===== Extracted text =====

Finally, after a semester of hell, he teed off on me right before finals and asked if it were even possible for me to be more lazy or stupid. I snapped and replied that my performance in class was in direct proportion to how big an asshole he was as a person and how incompetent he was as a teacher. I then picked up my books, walked out and went to study hall. Needless to say, I caught huge amounts of hell over that.

The following year, I was at another school and took great joy in hearing that he had been fired halfway through the fall semester for having some hanky-panky with one of the girls on his sweet list.

Teacher: You never do any damn work.
Kid: What did you say?
Teacher: You never do anything.
Kid: I do, too! Ask my teacher! I’m passing two classes! [kid had previously been failing all of them]
Teacher: Sit down.
Kid <muttering>: F— you, faggot. <goes back to seat>
Teacher: You’re a little jerk.
Kid: WHAT?
Teacher: I SAID, you’re a little jerk.
Kid: Man, f— you, n-----!

This was a recent interaction between a student of mine and another teacher. The student wasn’t punished for his behavior because the teacher said “damn” and called him a jerk in front of his friends. I saw the whole thing, but before I could reach the two, the damage had been done. Since my boss is best friends with this teacher, nothing will come of it, but it’s pretty common place for the teacher to nag on the kids like that. Here’s another one I witnessed:

Kid asks a Geometry question. It’s about a formula and I want to make sure we’re doing it right, so he asks Teacher #2 to come over.

===== Dataset extract =====

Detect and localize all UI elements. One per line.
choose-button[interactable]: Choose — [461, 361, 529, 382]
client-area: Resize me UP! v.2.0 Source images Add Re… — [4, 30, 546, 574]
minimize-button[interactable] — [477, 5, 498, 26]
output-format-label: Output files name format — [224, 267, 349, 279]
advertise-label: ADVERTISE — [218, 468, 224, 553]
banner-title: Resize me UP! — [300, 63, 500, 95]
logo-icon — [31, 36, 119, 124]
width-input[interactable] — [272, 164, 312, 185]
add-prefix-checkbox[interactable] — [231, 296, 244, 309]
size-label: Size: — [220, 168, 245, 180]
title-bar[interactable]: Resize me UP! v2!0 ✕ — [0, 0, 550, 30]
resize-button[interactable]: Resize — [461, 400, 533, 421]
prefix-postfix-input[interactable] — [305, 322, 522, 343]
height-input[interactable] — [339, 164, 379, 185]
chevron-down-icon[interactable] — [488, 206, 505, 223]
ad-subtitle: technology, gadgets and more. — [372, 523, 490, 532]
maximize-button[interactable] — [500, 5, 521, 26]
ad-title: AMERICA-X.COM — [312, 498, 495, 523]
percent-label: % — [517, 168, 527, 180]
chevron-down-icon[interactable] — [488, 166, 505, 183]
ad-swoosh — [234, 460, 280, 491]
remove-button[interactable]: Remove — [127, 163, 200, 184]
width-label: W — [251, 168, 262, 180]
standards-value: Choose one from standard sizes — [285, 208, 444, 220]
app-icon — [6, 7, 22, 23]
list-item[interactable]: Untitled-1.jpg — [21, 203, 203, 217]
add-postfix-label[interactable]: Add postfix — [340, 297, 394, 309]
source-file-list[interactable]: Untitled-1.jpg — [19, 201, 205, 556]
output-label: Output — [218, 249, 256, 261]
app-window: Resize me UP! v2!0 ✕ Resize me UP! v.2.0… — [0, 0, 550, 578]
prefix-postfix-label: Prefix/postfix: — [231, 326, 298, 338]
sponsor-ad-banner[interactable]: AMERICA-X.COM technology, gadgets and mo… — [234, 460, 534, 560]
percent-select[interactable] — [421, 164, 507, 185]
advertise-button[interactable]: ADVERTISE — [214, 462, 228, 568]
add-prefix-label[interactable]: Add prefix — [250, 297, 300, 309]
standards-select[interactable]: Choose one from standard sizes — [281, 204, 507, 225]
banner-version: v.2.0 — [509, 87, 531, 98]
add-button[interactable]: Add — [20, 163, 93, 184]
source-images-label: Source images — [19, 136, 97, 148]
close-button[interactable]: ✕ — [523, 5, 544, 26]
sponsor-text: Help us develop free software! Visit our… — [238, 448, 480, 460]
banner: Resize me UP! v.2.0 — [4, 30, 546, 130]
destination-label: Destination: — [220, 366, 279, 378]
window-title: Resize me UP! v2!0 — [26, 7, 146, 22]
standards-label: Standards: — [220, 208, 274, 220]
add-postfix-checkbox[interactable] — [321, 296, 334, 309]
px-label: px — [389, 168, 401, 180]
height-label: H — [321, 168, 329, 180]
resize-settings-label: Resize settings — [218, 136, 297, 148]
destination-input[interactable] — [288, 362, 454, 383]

=====

## Assigned task
Pick up the account of students' clashes with teachers and carry it on from its final sentence. The listing bears no relation to the account of students' clashes with teachers.

## Answer to the problem
Teacher: It’s just common sense…nevermind…that’s not actually used around here.

Keep in mind that the kid who raised his hand never gets in trouble and is sitting on As and Bs right now. It was totally unnecessary. I work in an alternative ed center where kids do most of their work on the computer, so sometimes I’m asked about stuff that’s outside of my content area. I HATE asking Teacher #2 for help, but he’s better at math than I am. I can’t believe he said that, though.

I think it’s the little repetitive dick moves that really gets kids down.

Another teacher slam a kid up against a brick wall and call him a ‘punk ass n----’. It was heavily suggested that he resign from his job.
Let’s see…for me, I think something that was hurtful is when a teacher would accuse me of being on drugs because of how I looked at her. I have a lazy eye that was more pronounced when I was younger, so it was extremely embarrassing. I hated her.

Wow! These sories are horrific! I thought it was bad enough that my kids’ music teacher screams at them all the time and makes the girls cry. I’ve told my girls I hope that they stand up to him rather than let him make them cry.

As a parent I can’t do much about him because he actually likes my kids but other parents have been to the principal and nothing gets done. One girl actually taped him screaming at the kids and nothing was done. He actually confronted her in class as having been the child who squealed on him and often jokes that another parent tried to get him fired that day.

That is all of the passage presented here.